═══ SOURCE EXTRACT
Google Assistant is once again at your service. And you can answer calls hands-free. What’s more Ambient Sound mode will let you hear music while walking around the normal hustle and bustle around your neighbourhood.
In summary, Sony True Wireless Noise Cancelling Headphones (WF-SP700NB) is basically good for those workouts in the gym when you just need a quick music to have with you that doesn’t get in your way. Oh and, don’t forget to bring your charging case!
Best for Bargain Sports Headphones
5. JBL Endurance DIVE Wireless Sports Headphones w/ built-in MP3 player
Comfortable MP3/headphones for swimming and leisure
Driver Size: 10mm | Frequency Response: 20 Hz – 20 kHz | Impedance: 16 ohm | Sensitivity: 1kHz/1mW (dB) | Battery: 8 hours | Wireless: Yes | Noise Cancelling: No | Charging Time: 2 hours | Talk Time: 7 hours
Price: NZ$169.99, purchase today in Noel Leeming
Pros: Automatic turn on and off (PowerHook). You get 8 hours of battery life for a sports headphone. 1 GB storage of music files. It is very comfortable to wear on the ear. One touch control without distracting you from your workout.
Cons: No voice assistant. No noise cancelling feature
An EISA awardee 2018, JBL Endurance DIVE has many features you’ll be proud of. Better than the Sony sports headphones we reviewed, these wireless headphones have a rating of IPX7 that’s waterproof for swimming. It’s never been more fun to listen to music with its built-in MP3 player for 1 GB capacity (can store 200 songs or more).
Plus, when it is fully charged it can hold up to 8 hours of music playback. Charge it 10 minutes and you already get an hour of playing it.
Moreover, it features FlexSoft and TwistLock engineered for a flexible and soft earbud that’s secured over your ear with a hook. Its controls are accessible from an ergonomic touch and tap which doesn’t involve much so that your workout will continue without getting distracted from it.
══════
═══ DATASET
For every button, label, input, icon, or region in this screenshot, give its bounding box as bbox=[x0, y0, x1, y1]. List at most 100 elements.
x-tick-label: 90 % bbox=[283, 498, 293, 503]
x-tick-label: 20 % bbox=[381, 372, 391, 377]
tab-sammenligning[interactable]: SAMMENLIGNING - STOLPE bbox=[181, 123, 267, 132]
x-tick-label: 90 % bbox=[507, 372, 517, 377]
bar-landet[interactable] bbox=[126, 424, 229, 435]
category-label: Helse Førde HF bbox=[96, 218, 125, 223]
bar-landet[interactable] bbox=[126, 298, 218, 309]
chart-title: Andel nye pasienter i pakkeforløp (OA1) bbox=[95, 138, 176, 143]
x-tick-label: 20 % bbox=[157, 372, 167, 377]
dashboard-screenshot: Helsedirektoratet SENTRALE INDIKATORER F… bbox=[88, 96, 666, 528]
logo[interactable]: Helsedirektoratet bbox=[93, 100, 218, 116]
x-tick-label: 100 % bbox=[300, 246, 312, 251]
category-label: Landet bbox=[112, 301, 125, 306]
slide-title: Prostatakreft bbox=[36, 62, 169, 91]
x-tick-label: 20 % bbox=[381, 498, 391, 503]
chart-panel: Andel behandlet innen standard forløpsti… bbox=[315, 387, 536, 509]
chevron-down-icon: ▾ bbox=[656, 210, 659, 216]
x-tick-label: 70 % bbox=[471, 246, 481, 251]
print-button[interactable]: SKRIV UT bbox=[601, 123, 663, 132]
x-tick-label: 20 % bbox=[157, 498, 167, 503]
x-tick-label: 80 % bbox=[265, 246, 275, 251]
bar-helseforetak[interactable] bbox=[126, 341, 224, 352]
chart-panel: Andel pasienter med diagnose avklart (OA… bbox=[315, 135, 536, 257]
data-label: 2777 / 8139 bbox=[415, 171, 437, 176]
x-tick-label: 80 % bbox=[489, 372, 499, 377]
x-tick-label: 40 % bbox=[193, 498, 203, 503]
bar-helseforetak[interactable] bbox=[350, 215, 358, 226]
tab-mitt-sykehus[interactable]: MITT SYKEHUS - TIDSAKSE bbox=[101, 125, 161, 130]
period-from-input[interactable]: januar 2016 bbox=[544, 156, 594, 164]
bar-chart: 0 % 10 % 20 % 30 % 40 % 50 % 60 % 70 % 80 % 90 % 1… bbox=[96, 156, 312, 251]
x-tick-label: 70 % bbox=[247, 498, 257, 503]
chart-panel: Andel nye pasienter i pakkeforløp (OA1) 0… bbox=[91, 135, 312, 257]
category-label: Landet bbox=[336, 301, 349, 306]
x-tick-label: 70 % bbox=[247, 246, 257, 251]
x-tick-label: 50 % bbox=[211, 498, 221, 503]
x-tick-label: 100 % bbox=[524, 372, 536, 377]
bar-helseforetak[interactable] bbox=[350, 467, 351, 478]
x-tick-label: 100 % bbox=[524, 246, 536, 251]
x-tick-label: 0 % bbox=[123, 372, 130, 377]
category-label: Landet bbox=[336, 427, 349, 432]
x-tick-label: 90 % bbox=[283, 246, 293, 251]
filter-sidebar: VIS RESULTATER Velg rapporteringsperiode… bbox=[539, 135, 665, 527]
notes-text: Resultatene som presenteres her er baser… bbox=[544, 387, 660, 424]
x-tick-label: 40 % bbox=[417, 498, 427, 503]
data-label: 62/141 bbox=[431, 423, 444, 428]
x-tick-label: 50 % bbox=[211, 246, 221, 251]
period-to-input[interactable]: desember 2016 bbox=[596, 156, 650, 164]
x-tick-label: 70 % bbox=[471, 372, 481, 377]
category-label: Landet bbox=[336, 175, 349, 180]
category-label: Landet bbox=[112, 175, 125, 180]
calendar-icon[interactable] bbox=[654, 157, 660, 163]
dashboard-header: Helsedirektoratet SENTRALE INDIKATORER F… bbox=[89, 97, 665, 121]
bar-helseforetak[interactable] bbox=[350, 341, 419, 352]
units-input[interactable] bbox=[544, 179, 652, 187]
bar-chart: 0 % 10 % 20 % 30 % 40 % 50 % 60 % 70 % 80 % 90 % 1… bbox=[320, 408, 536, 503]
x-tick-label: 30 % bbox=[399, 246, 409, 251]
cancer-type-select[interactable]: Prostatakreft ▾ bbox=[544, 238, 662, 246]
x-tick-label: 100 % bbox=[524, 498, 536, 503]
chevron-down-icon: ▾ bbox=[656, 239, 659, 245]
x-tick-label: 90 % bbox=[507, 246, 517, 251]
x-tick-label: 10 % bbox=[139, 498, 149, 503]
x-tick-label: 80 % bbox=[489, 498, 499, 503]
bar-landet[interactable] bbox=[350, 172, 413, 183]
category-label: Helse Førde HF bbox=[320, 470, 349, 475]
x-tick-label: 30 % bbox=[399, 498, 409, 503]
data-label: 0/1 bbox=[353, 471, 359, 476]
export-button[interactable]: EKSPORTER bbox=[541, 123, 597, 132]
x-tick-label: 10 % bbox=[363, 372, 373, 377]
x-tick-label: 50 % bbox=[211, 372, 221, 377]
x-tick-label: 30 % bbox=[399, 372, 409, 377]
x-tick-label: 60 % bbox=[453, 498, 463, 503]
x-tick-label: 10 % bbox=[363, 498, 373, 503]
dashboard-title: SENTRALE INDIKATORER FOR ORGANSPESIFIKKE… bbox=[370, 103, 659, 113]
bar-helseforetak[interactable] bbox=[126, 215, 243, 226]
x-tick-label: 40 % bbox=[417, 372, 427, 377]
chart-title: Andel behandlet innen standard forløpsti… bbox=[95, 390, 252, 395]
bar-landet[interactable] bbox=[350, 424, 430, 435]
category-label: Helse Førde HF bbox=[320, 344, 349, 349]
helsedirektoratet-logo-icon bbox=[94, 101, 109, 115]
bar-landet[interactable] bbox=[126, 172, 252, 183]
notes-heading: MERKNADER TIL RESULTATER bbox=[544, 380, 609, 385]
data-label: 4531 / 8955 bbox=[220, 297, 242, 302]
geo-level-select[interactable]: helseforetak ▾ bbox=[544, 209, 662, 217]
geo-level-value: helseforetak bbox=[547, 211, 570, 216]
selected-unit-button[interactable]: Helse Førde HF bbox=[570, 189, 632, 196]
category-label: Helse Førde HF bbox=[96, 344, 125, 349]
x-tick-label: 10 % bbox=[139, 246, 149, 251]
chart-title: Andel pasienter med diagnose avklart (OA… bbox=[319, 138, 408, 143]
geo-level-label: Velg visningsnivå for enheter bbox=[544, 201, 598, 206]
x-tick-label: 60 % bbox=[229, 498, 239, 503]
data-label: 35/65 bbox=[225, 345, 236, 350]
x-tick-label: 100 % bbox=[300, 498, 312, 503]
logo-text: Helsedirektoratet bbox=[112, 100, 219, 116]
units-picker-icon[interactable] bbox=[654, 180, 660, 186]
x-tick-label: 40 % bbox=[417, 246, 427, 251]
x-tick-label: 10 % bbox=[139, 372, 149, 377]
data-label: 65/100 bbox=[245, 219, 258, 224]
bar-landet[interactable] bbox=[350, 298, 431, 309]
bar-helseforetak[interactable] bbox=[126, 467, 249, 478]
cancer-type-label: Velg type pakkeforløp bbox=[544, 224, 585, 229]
══════
> **TASK TO COMPLETE**
According to the headphone review above, what water resistance rating does the JBL Endurance DIVE have?

> **RESULT BELOW**
IPX7, which makes it waterproof for swimming.